WORK TO BE COMPLETED:
Update the data from its first line down to the line containing "- candle-body: [393, 227, 400, 241]" by changing "level-label" to "pivot-level-label" and leaving everything else as it is. Give back only those lines.
-- begin MATERIAL --
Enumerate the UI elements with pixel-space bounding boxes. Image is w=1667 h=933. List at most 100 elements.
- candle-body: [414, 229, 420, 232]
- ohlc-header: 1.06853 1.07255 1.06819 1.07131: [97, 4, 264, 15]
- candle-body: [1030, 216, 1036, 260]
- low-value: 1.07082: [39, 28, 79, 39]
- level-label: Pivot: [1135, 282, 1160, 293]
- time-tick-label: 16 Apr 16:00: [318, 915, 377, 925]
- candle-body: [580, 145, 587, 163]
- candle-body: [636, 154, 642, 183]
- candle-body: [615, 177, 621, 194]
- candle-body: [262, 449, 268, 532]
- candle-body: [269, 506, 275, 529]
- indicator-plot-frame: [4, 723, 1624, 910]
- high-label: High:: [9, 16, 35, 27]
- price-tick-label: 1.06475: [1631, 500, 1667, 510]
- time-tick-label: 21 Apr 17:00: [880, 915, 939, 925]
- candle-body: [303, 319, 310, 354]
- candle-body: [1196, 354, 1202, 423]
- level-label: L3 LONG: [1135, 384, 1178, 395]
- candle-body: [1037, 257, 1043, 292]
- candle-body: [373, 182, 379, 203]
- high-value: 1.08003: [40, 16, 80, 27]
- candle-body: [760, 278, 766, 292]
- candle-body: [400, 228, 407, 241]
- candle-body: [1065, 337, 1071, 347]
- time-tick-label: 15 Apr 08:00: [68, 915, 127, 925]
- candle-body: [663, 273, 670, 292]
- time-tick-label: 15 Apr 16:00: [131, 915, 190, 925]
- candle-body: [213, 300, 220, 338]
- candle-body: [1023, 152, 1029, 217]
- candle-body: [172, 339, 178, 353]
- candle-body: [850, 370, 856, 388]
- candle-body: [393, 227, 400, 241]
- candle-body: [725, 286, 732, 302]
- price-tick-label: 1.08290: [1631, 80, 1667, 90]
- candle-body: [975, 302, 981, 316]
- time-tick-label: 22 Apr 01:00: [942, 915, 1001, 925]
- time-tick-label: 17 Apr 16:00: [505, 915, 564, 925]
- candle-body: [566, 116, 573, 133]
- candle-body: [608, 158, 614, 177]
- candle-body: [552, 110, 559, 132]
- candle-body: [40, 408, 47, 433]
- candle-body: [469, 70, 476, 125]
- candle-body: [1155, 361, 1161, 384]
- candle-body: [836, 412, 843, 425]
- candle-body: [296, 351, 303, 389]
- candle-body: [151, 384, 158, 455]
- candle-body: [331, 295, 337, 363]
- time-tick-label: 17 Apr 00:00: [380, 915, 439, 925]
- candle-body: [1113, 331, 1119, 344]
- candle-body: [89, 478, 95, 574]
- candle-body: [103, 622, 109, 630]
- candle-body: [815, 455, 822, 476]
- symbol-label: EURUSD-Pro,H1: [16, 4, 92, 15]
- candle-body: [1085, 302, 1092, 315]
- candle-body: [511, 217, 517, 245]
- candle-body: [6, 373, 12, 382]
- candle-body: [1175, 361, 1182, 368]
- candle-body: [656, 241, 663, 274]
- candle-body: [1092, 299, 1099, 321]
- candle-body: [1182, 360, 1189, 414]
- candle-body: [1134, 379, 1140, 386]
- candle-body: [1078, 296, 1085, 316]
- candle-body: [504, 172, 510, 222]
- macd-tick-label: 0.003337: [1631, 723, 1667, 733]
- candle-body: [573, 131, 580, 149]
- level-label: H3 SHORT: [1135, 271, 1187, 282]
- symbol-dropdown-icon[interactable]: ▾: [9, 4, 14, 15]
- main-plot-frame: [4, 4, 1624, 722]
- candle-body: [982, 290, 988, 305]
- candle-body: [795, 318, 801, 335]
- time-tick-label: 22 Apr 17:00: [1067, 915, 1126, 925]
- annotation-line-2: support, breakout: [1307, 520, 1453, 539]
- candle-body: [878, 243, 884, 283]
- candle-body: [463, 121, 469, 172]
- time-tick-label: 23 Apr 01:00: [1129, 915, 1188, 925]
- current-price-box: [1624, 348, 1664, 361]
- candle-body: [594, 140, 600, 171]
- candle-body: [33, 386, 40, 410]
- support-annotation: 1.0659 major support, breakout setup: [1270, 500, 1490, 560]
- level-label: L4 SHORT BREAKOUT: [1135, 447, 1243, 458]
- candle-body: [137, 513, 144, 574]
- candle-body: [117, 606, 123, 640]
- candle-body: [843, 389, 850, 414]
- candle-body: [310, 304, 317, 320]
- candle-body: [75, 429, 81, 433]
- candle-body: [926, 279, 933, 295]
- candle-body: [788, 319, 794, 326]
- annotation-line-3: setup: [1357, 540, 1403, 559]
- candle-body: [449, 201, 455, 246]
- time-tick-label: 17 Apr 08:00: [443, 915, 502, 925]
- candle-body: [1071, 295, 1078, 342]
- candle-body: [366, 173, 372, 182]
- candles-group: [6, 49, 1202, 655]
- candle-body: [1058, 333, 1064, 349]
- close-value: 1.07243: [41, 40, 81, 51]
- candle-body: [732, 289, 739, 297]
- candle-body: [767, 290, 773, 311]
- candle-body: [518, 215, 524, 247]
-- end MATERIAL --
EXERCISE OUTPUT:
Enumerate the UI elements with pixel-space bounding boxes. Image is w=1667 h=933. List at most 100 elements.
- candle-body: [414, 229, 420, 232]
- ohlc-header: 1.06853 1.07255 1.06819 1.07131: [97, 4, 264, 15]
- candle-body: [1030, 216, 1036, 260]
- low-value: 1.07082: [39, 28, 79, 39]
- pivot-level-label: Pivot: [1135, 282, 1160, 293]
- time-tick-label: 16 Apr 16:00: [318, 915, 377, 925]
- candle-body: [580, 145, 587, 163]
- candle-body: [636, 154, 642, 183]
- candle-body: [615, 177, 621, 194]
- candle-body: [262, 449, 268, 532]
- candle-body: [269, 506, 275, 529]
- indicator-plot-frame: [4, 723, 1624, 910]
- high-label: High:: [9, 16, 35, 27]
- price-tick-label: 1.06475: [1631, 500, 1667, 510]
- time-tick-label: 21 Apr 17:00: [880, 915, 939, 925]
- candle-body: [303, 319, 310, 354]
- candle-body: [1196, 354, 1202, 423]
- pivot-level-label: L3 LONG: [1135, 384, 1178, 395]
- candle-body: [1037, 257, 1043, 292]
- candle-body: [373, 182, 379, 203]
- high-value: 1.08003: [40, 16, 80, 27]
- candle-body: [760, 278, 766, 292]
- candle-body: [400, 228, 407, 241]
- candle-body: [1065, 337, 1071, 347]
- time-tick-label: 15 Apr 08:00: [68, 915, 127, 925]
- candle-body: [663, 273, 670, 292]
- time-tick-label: 15 Apr 16:00: [131, 915, 190, 925]
- candle-body: [213, 300, 220, 338]
- candle-body: [1023, 152, 1029, 217]
- candle-body: [172, 339, 178, 353]
- candle-body: [850, 370, 856, 388]
- candle-body: [393, 227, 400, 241]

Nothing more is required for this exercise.